Exercise goal: Reproduce the records below in full and without edits, omitting images.

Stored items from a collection

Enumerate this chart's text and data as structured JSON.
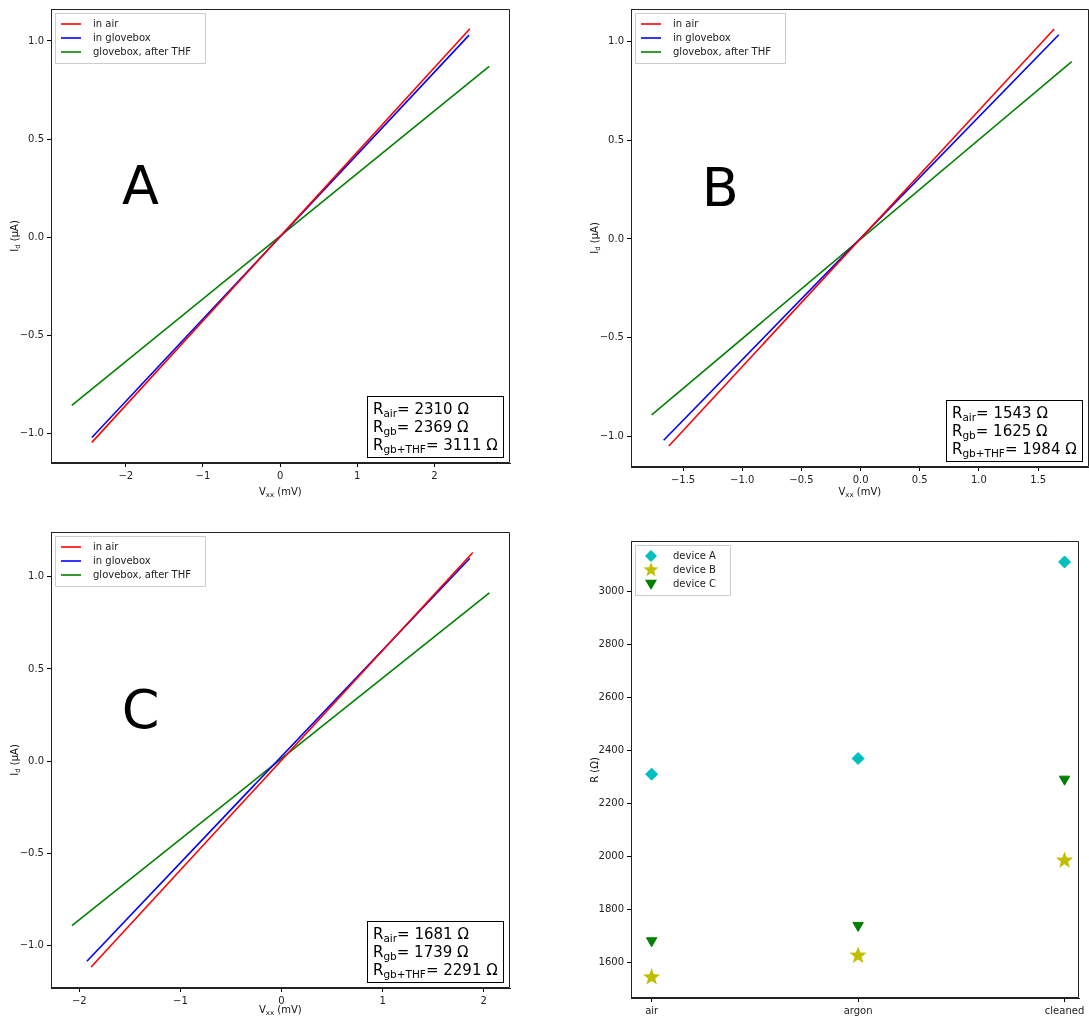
{
  "chart_data": [
    {
      "type": "line",
      "xlabel": "V$_{xx}$ (mV)",
      "ylabel": "I$_{d}$ (μA)",
      "legend": "top left",
      "series": [
        {
          "name": "in air",
          "color": "#ff0000",
          "x": [
            -2.44,
            2.46
          ],
          "values": [
            -1.047,
            1.062
          ]
        },
        {
          "name": "in glovebox",
          "color": "#0000ff",
          "x": [
            -2.44,
            2.45
          ],
          "values": [
            -1.022,
            1.03
          ]
        },
        {
          "name": "glovebox, after THF",
          "color": "#008000",
          "x": [
            -2.7,
            2.71
          ],
          "values": [
            -0.858,
            0.871
          ]
        }
      ],
      "xlim": [
        -2.97,
        2.98
      ],
      "ylim": [
        -1.152,
        1.163
      ],
      "xticks": [
        {
          "value": -2,
          "label": "−2"
        },
        {
          "value": -1,
          "label": "−1"
        },
        {
          "value": 0,
          "label": "0"
        },
        {
          "value": 1,
          "label": "1"
        },
        {
          "value": 2,
          "label": "2"
        }
      ],
      "yticks": [
        {
          "value": -1,
          "label": "−1.0"
        },
        {
          "value": -0.5,
          "label": "−0.5"
        },
        {
          "value": 0,
          "label": "0.0"
        },
        {
          "value": 0.5,
          "label": "0.5"
        },
        {
          "value": 1,
          "label": "1.0"
        }
      ],
      "annotations": [
        "A",
        "R$_{air}$= 2310 Ω",
        "R$_{gb}$= 2369 Ω",
        "R$_{gb+THF}$= 3111 Ω"
      ]
    },
    {
      "type": "line",
      "xlabel": "V$_{xx}$ (mV)",
      "ylabel": "I$_{d}$ (μA)",
      "legend": "top left",
      "series": [
        {
          "name": "in air",
          "color": "#ff0000",
          "x": [
            -1.62,
            1.636
          ],
          "values": [
            -1.047,
            1.062
          ]
        },
        {
          "name": "in glovebox",
          "color": "#0000ff",
          "x": [
            -1.664,
            1.675
          ],
          "values": [
            -1.018,
            1.033
          ]
        },
        {
          "name": "glovebox, after THF",
          "color": "#008000",
          "x": [
            -1.765,
            1.784
          ],
          "values": [
            -0.889,
            0.897
          ]
        }
      ],
      "xlim": [
        -1.94,
        1.93
      ],
      "ylim": [
        -1.153,
        1.163
      ],
      "xticks": [
        {
          "value": -1.5,
          "label": "−1.5"
        },
        {
          "value": -1,
          "label": "−1.0"
        },
        {
          "value": -0.5,
          "label": "−0.5"
        },
        {
          "value": 0,
          "label": "0.0"
        },
        {
          "value": 0.5,
          "label": "0.5"
        },
        {
          "value": 1,
          "label": "1.0"
        },
        {
          "value": 1.5,
          "label": "1.5"
        }
      ],
      "yticks": [
        {
          "value": -1,
          "label": "−1.0"
        },
        {
          "value": -0.5,
          "label": "−0.5"
        },
        {
          "value": 0,
          "label": "0.0"
        },
        {
          "value": 0.5,
          "label": "0.5"
        },
        {
          "value": 1,
          "label": "1.0"
        }
      ],
      "annotations": [
        "B",
        "R$_{air}$= 1543 Ω",
        "R$_{gb}$= 1625 Ω",
        "R$_{gb+THF}$= 1984 Ω"
      ]
    },
    {
      "type": "line",
      "xlabel": "V$_{xx}$ (mV)",
      "ylabel": "I$_{d}$ (μA)",
      "legend": "top left",
      "series": [
        {
          "name": "in air",
          "color": "#ff0000",
          "x": [
            -1.883,
            1.892
          ],
          "values": [
            -1.115,
            1.131
          ]
        },
        {
          "name": "in glovebox",
          "color": "#0000ff",
          "x": [
            -1.925,
            1.863
          ],
          "values": [
            -1.084,
            1.1
          ]
        },
        {
          "name": "glovebox, after THF",
          "color": "#008000",
          "x": [
            -2.073,
            2.056
          ],
          "values": [
            -0.891,
            0.912
          ]
        }
      ],
      "xlim": [
        -2.28,
        2.26
      ],
      "ylim": [
        -1.229,
        1.242
      ],
      "xticks": [
        {
          "value": -2,
          "label": "−2"
        },
        {
          "value": -1,
          "label": "−1"
        },
        {
          "value": 0,
          "label": "0"
        },
        {
          "value": 1,
          "label": "1"
        },
        {
          "value": 2,
          "label": "2"
        }
      ],
      "yticks": [
        {
          "value": -1,
          "label": "−1.0"
        },
        {
          "value": -0.5,
          "label": "−0.5"
        },
        {
          "value": 0,
          "label": "0.0"
        },
        {
          "value": 0.5,
          "label": "0.5"
        },
        {
          "value": 1,
          "label": "1.0"
        }
      ],
      "annotations": [
        "C",
        "R$_{air}$= 1681 Ω",
        "R$_{gb}$= 1739 Ω",
        "R$_{gb+THF}$= 2291 Ω"
      ]
    },
    {
      "type": "scatter",
      "ylabel": "R (Ω)",
      "legend": "top left",
      "categories": [
        "air",
        "argon",
        "cleaned"
      ],
      "series": [
        {
          "name": "device A",
          "color": "#00bfbf",
          "marker": "diamond",
          "values": [
            2310,
            2369,
            3111
          ]
        },
        {
          "name": "device B",
          "color": "#bfbf00",
          "marker": "star",
          "values": [
            1543,
            1625,
            1984
          ]
        },
        {
          "name": "device C",
          "color": "#008000",
          "marker": "triangle",
          "values": [
            1681,
            1739,
            2291
          ]
        }
      ],
      "ylim": [
        1465,
        3190
      ],
      "yticks": [
        1600,
        1800,
        2000,
        2200,
        2400,
        2600,
        2800,
        3000
      ]
    }
  ]
}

The answer:
Enumerate this chart's text and data as structured JSON.
{
  "chart_data": [
    {
      "type": "line",
      "xlabel": "V$_{xx}$ (mV)",
      "ylabel": "I$_{d}$ (μA)",
      "legend": "top left",
      "series": [
        {
          "name": "in air",
          "color": "#ff0000",
          "x": [
            -2.44,
            2.46
          ],
          "values": [
            -1.047,
            1.062
          ]
        },
        {
          "name": "in glovebox",
          "color": "#0000ff",
          "x": [
            -2.44,
            2.45
          ],
          "values": [
            -1.022,
            1.03
          ]
        },
        {
          "name": "glovebox, after THF",
          "color": "#008000",
          "x": [
            -2.7,
            2.71
          ],
          "values": [
            -0.858,
            0.871
          ]
        }
      ],
      "xlim": [
        -2.97,
        2.98
      ],
      "ylim": [
        -1.152,
        1.163
      ],
      "xticks": [
        {
          "value": -2,
          "label": "−2"
        },
        {
          "value": -1,
          "label": "−1"
        },
        {
          "value": 0,
          "label": "0"
        },
        {
          "value": 1,
          "label": "1"
        },
        {
          "value": 2,
          "label": "2"
        }
      ],
      "yticks": [
        {
          "value": -1,
          "label": "−1.0"
        },
        {
          "value": -0.5,
          "label": "−0.5"
        },
        {
          "value": 0,
          "label": "0.0"
        },
        {
          "value": 0.5,
          "label": "0.5"
        },
        {
          "value": 1,
          "label": "1.0"
        }
      ],
      "annotations": [
        "A",
        "R$_{air}$= 2310 Ω",
        "R$_{gb}$= 2369 Ω",
        "R$_{gb+THF}$= 3111 Ω"
      ]
    },
    {
      "type": "line",
      "xlabel": "V$_{xx}$ (mV)",
      "ylabel": "I$_{d}$ (μA)",
      "legend": "top left",
      "series": [
        {
          "name": "in air",
          "color": "#ff0000",
          "x": [
            -1.62,
            1.636
          ],
          "values": [
            -1.047,
            1.062
          ]
        },
        {
          "name": "in glovebox",
          "color": "#0000ff",
          "x": [
            -1.664,
            1.675
          ],
          "values": [
            -1.018,
            1.033
          ]
        },
        {
          "name": "glovebox, after THF",
          "color": "#008000",
          "x": [
            -1.765,
            1.784
          ],
          "values": [
            -0.889,
            0.897
          ]
        }
      ],
      "xlim": [
        -1.94,
        1.93
      ],
      "ylim": [
        -1.153,
        1.163
      ],
      "xticks": [
        {
          "value": -1.5,
          "label": "−1.5"
        },
        {
          "value": -1,
          "label": "−1.0"
        },
        {
          "value": -0.5,
          "label": "−0.5"
        },
        {
          "value": 0,
          "label": "0.0"
        },
        {
          "value": 0.5,
          "label": "0.5"
        },
        {
          "value": 1,
          "label": "1.0"
        },
        {
          "value": 1.5,
          "label": "1.5"
        }
      ],
      "yticks": [
        {
          "value": -1,
          "label": "−1.0"
        },
        {
          "value": -0.5,
          "label": "−0.5"
        },
        {
          "value": 0,
          "label": "0.0"
        },
        {
          "value": 0.5,
          "label": "0.5"
        },
        {
          "value": 1,
          "label": "1.0"
        }
      ],
      "annotations": [
        "B",
        "R$_{air}$= 1543 Ω",
        "R$_{gb}$= 1625 Ω",
        "R$_{gb+THF}$= 1984 Ω"
      ]
    },
    {
      "type": "line",
      "xlabel": "V$_{xx}$ (mV)",
      "ylabel": "I$_{d}$ (μA)",
      "legend": "top left",
      "series": [
        {
          "name": "in air",
          "color": "#ff0000",
          "x": [
            -1.883,
            1.892
          ],
          "values": [
            -1.115,
            1.131
          ]
        },
        {
          "name": "in glovebox",
          "color": "#0000ff",
          "x": [
            -1.925,
            1.863
          ],
          "values": [
            -1.084,
            1.1
          ]
        },
        {
          "name": "glovebox, after THF",
          "color": "#008000",
          "x": [
            -2.073,
            2.056
          ],
          "values": [
            -0.891,
            0.912
          ]
        }
      ],
      "xlim": [
        -2.28,
        2.26
      ],
      "ylim": [
        -1.229,
        1.242
      ],
      "xticks": [
        {
          "value": -2,
          "label": "−2"
        },
        {
          "value": -1,
          "label": "−1"
        },
        {
          "value": 0,
          "label": "0"
        },
        {
          "value": 1,
          "label": "1"
        },
        {
          "value": 2,
          "label": "2"
        }
      ],
      "yticks": [
        {
          "value": -1,
          "label": "−1.0"
        },
        {
          "value": -0.5,
          "label": "−0.5"
        },
        {
          "value": 0,
          "label": "0.0"
        },
        {
          "value": 0.5,
          "label": "0.5"
        },
        {
          "value": 1,
          "label": "1.0"
        }
      ],
      "annotations": [
        "C",
        "R$_{air}$= 1681 Ω",
        "R$_{gb}$= 1739 Ω",
        "R$_{gb+THF}$= 2291 Ω"
      ]
    },
    {
      "type": "scatter",
      "ylabel": "R (Ω)",
      "legend": "top left",
      "categories": [
        "air",
        "argon",
        "cleaned"
      ],
      "series": [
        {
          "name": "device A",
          "color": "#00bfbf",
          "marker": "diamond",
          "values": [
            2310,
            2369,
            3111
          ]
        },
        {
          "name": "device B",
          "color": "#bfbf00",
          "marker": "star",
          "values": [
            1543,
            1625,
            1984
          ]
        },
        {
          "name": "device C",
          "color": "#008000",
          "marker": "triangle",
          "values": [
            1681,
            1739,
            2291
          ]
        }
      ],
      "ylim": [
        1465,
        3190
      ],
      "yticks": [
        1600,
        1800,
        2000,
        2200,
        2400,
        2600,
        2800,
        3000
      ]
    }
  ]
}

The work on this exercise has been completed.